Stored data
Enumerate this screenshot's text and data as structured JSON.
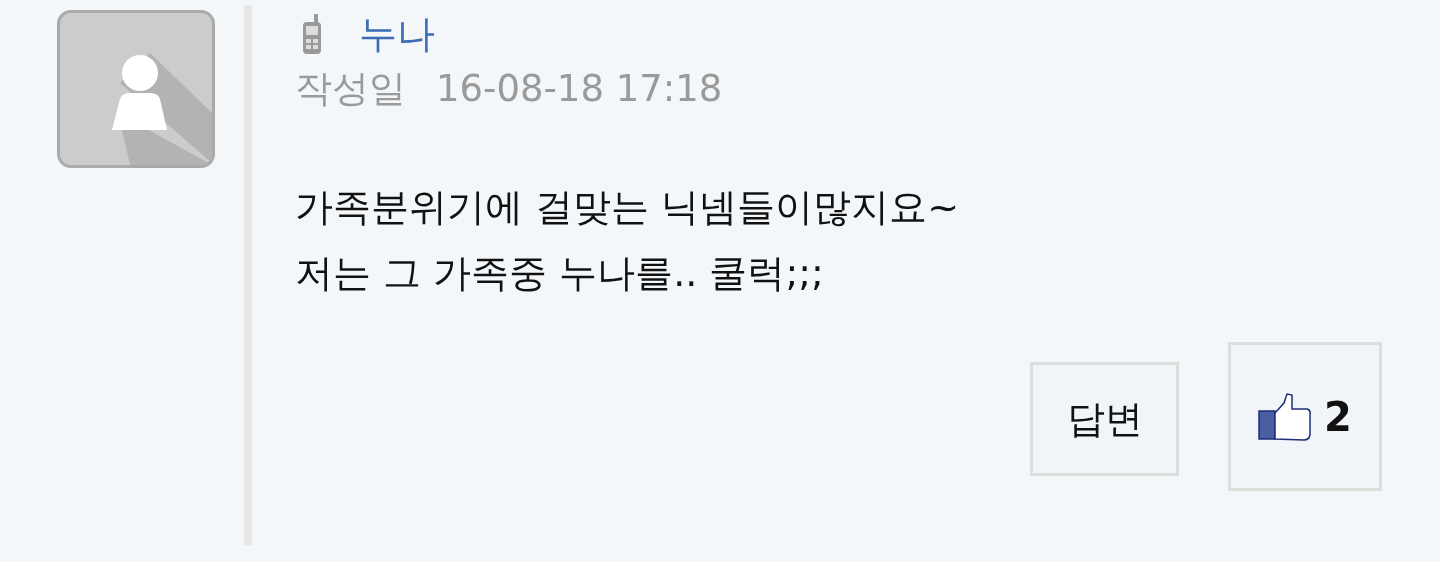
{
  "comment": {
    "author": "누나",
    "date_label": "작성일",
    "date": "16-08-18 17:18",
    "text": "가족분위기에 걸맞는 닉넴들이많지요~\n저는 그 가족중 누나를.. 쿨럭;;;",
    "reply_button": "답변",
    "like_count": "2"
  }
}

• _Aim_: Copy every line above word for word and exclude the pictures.

• _The solution_:
Enumerate this screenshot's text and data as structured JSON.
{
  "comment": {
    "author": "누나",
    "date_label": "작성일",
    "date": "16-08-18 17:18",
    "text": "가족분위기에 걸맞는 닉넴들이많지요~\n저는 그 가족중 누나를.. 쿨럭;;;",
    "reply_button": "답변",
    "like_count": "2"
  }
}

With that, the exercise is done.